__Input material__.
★ ★ ★ ★ ★

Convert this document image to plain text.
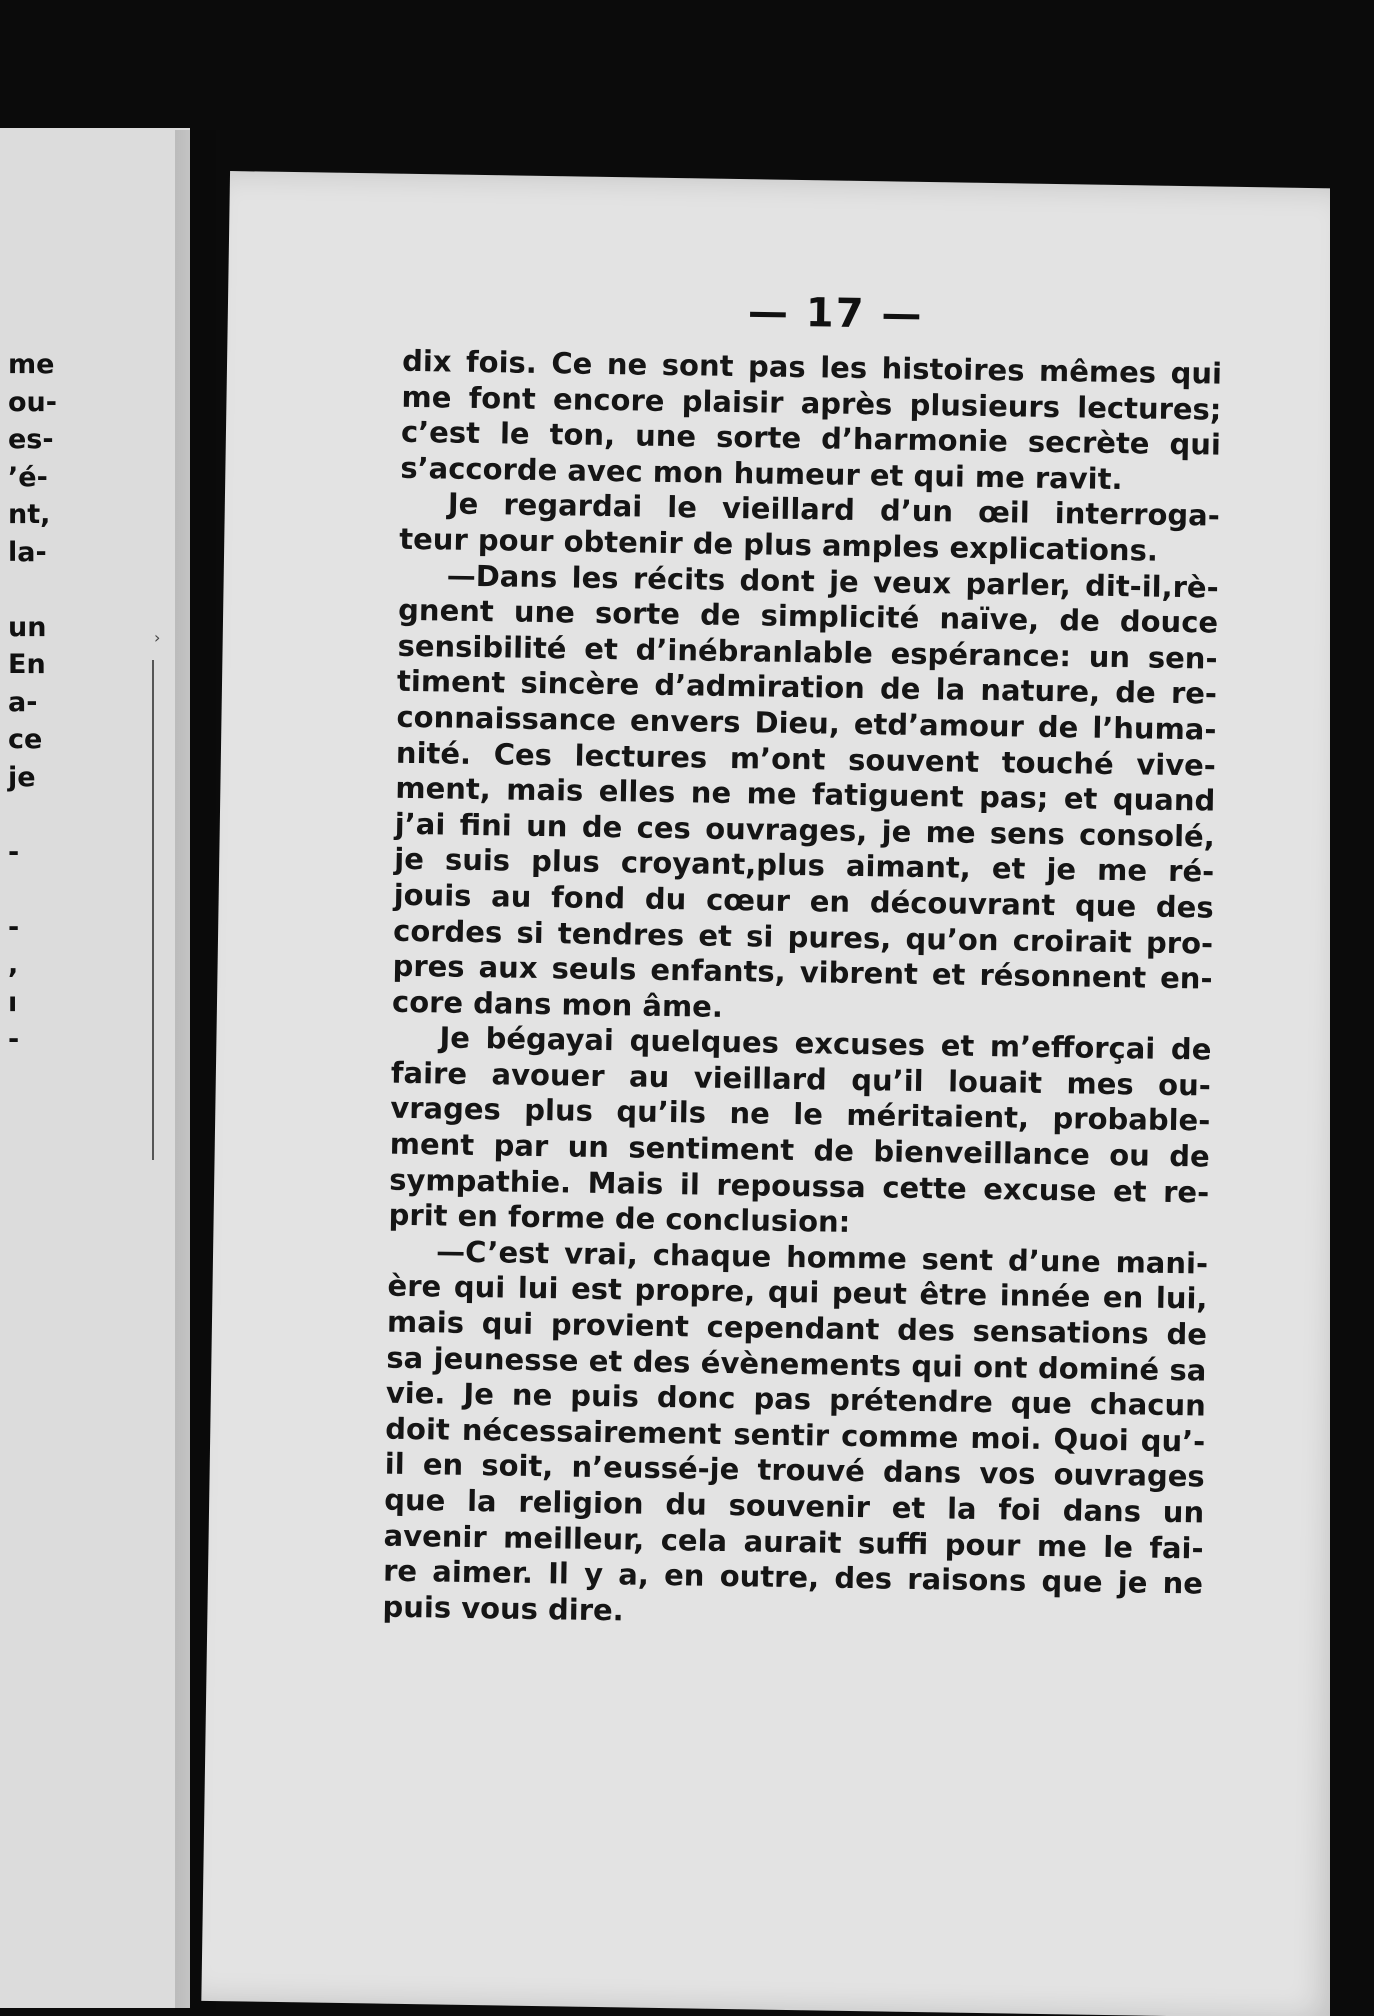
me
ou-
es-
’é-
nt,
la-
un
En
a-
ce
je
-
-
,
ı
-
›
— 17 —
dix fois. Ce ne sont pas les histoires mêmes qui
me font encore plaisir après plusieurs lectures;
c’est le ton, une sorte d’harmonie secrète qui
s’accorde avec mon humeur et qui me ravit.
Je regardai le vieillard d’un œil interroga-
teur pour obtenir de plus amples explications.
—Dans les récits dont je veux parler, dit-il,rè-
gnent une sorte de simplicité naïve, de douce
sensibilité et d’inébranlable espérance: un sen-
timent sincère d’admiration de la nature, de re-
connaissance envers Dieu, etd’amour de l’huma-
nité. Ces lectures m’ont souvent touché vive-
ment, mais elles ne me fatiguent pas; et quand
j’ai fini un de ces ouvrages, je me sens consolé,
je suis plus croyant,plus aimant, et je me ré-
jouis au fond du cœur en découvrant que des
cordes si tendres et si pures, qu’on croirait pro-
pres aux seuls enfants, vibrent et résonnent en-
core dans mon âme.
Je bégayai quelques excuses et m’efforçai de
faire avouer au vieillard qu’il louait mes ou-
vrages plus qu’ils ne le méritaient, probable-
ment par un sentiment de bienveillance ou de
sympathie. Mais il repoussa cette excuse et re-
prit en forme de conclusion:
—C’est vrai, chaque homme sent d’une mani-
ère qui lui est propre, qui peut être innée en lui,
mais qui provient cependant des sensations de
sa jeunesse et des évènements qui ont dominé sa
vie. Je ne puis donc pas prétendre que chacun
doit nécessairement sentir comme moi. Quoi qu’-
il en soit, n’eussé-je trouvé dans vos ouvrages
que la religion du souvenir et la foi dans un
avenir meilleur, cela aurait suffi pour me le fai-
re aimer. Il y a, en outre, des raisons que je ne
puis vous dire.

★ ★ ★ ★ ★

__Short task__.
Without the pictures, reproduce every line of the records above exactly.

__Written response__.
Convert this document image to plain text.
me
ou-
es-
’é-
nt,
la-
un
En
a-
ce
je
-
-
,
ı
-
›
— 17 —
dix fois. Ce ne sont pas les histoires mêmes qui
me font encore plaisir après plusieurs lectures;
c’est le ton, une sorte d’harmonie secrète qui
s’accorde avec mon humeur et qui me ravit.
Je regardai le vieillard d’un œil interroga-
teur pour obtenir de plus amples explications.
—Dans les récits dont je veux parler, dit-il,rè-
gnent une sorte de simplicité naïve, de douce
sensibilité et d’inébranlable espérance: un sen-
timent sincère d’admiration de la nature, de re-
connaissance envers Dieu, etd’amour de l’huma-
nité. Ces lectures m’ont souvent touché vive-
ment, mais elles ne me fatiguent pas; et quand
j’ai fini un de ces ouvrages, je me sens consolé,
je suis plus croyant,plus aimant, et je me ré-
jouis au fond du cœur en découvrant que des
cordes si tendres et si pures, qu’on croirait pro-
pres aux seuls enfants, vibrent et résonnent en-
core dans mon âme.
Je bégayai quelques excuses et m’efforçai de
faire avouer au vieillard qu’il louait mes ou-
vrages plus qu’ils ne le méritaient, probable-
ment par un sentiment de bienveillance ou de
sympathie. Mais il repoussa cette excuse et re-
prit en forme de conclusion:
—C’est vrai, chaque homme sent d’une mani-
ère qui lui est propre, qui peut être innée en lui,
mais qui provient cependant des sensations de
sa jeunesse et des évènements qui ont dominé sa
vie. Je ne puis donc pas prétendre que chacun
doit nécessairement sentir comme moi. Quoi qu’-
il en soit, n’eussé-je trouvé dans vos ouvrages
que la religion du souvenir et la foi dans un
avenir meilleur, cela aurait suffi pour me le fai-
re aimer. Il y a, en outre, des raisons que je ne
puis vous dire.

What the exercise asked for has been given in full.